Reproduce the following material exactly, including every line.

Collected data entries:

_ _ _

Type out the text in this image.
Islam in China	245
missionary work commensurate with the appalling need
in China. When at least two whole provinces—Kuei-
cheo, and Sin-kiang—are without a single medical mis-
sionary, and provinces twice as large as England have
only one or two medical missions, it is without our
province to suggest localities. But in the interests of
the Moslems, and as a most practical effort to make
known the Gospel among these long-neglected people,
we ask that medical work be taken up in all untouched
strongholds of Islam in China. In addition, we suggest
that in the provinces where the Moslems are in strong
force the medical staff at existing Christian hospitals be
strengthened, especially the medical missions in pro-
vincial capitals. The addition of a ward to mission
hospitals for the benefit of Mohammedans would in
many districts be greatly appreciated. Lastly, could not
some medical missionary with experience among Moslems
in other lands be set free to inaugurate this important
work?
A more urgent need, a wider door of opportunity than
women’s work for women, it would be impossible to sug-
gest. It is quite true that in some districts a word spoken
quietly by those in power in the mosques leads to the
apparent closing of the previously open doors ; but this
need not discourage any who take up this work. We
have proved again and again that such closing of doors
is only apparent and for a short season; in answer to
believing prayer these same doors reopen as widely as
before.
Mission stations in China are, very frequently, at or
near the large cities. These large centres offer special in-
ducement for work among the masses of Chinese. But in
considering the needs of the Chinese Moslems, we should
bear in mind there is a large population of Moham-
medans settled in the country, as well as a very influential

_ _ _

Right answer:
Type out the text in this image.
Islam in China	245
missionary work commensurate with the appalling need
in China. When at least two whole provinces—Kuei-
cheo, and Sin-kiang—are without a single medical mis-
sionary, and provinces twice as large as England have
only one or two medical missions, it is without our
province to suggest localities. But in the interests of
the Moslems, and as a most practical effort to make
known the Gospel among these long-neglected people,
we ask that medical work be taken up in all untouched
strongholds of Islam in China. In addition, we suggest
that in the provinces where the Moslems are in strong
force the medical staff at existing Christian hospitals be
strengthened, especially the medical missions in pro-
vincial capitals. The addition of a ward to mission
hospitals for the benefit of Mohammedans would in
many districts be greatly appreciated. Lastly, could not
some medical missionary with experience among Moslems
in other lands be set free to inaugurate this important
work?
A more urgent need, a wider door of opportunity than
women’s work for women, it would be impossible to sug-
gest. It is quite true that in some districts a word spoken
quietly by those in power in the mosques leads to the
apparent closing of the previously open doors ; but this
need not discourage any who take up this work. We
have proved again and again that such closing of doors
is only apparent and for a short season; in answer to
believing prayer these same doors reopen as widely as
before.
Mission stations in China are, very frequently, at or
near the large cities. These large centres offer special in-
ducement for work among the masses of Chinese. But in
considering the needs of the Chinese Moslems, we should
bear in mind there is a large population of Moham-
medans settled in the country, as well as a very influential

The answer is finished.